§ **What this task involves**
From the listing below, pull out every line where the string "strain" appears.

Stored data entries
----
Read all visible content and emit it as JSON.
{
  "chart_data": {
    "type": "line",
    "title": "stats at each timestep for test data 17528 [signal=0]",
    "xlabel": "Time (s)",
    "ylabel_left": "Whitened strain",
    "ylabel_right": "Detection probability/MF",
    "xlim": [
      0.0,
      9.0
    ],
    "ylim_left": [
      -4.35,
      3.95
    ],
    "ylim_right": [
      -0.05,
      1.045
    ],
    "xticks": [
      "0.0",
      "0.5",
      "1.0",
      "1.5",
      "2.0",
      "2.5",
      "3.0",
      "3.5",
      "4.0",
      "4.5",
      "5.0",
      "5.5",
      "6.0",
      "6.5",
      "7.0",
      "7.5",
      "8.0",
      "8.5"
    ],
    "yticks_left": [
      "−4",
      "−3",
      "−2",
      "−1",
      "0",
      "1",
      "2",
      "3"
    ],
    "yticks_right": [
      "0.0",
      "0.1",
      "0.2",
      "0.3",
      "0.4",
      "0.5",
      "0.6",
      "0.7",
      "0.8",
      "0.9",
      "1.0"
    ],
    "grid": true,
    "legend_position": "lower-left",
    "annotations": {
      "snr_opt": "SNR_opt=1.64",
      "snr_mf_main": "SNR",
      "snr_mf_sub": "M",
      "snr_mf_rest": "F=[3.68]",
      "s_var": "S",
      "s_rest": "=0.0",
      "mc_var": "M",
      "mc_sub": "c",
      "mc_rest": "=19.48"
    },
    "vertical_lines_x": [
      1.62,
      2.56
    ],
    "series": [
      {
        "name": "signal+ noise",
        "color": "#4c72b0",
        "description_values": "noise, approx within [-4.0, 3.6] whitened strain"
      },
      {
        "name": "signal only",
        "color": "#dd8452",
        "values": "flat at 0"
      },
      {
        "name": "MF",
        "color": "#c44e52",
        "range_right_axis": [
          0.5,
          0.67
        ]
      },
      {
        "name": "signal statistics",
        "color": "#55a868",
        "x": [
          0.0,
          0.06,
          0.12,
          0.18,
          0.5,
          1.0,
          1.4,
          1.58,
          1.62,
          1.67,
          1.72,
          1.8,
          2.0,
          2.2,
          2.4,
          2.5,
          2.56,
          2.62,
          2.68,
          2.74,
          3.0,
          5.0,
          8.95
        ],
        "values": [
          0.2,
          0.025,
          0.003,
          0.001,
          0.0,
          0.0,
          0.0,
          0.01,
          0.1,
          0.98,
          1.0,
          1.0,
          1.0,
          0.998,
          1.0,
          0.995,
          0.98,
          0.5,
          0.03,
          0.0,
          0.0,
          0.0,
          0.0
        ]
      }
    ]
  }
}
----
§ **Solution**
    "ylabel_left": "Whitened strain",
        "description_values": "noise, approx within [-4.0, 3.6] whitened strain"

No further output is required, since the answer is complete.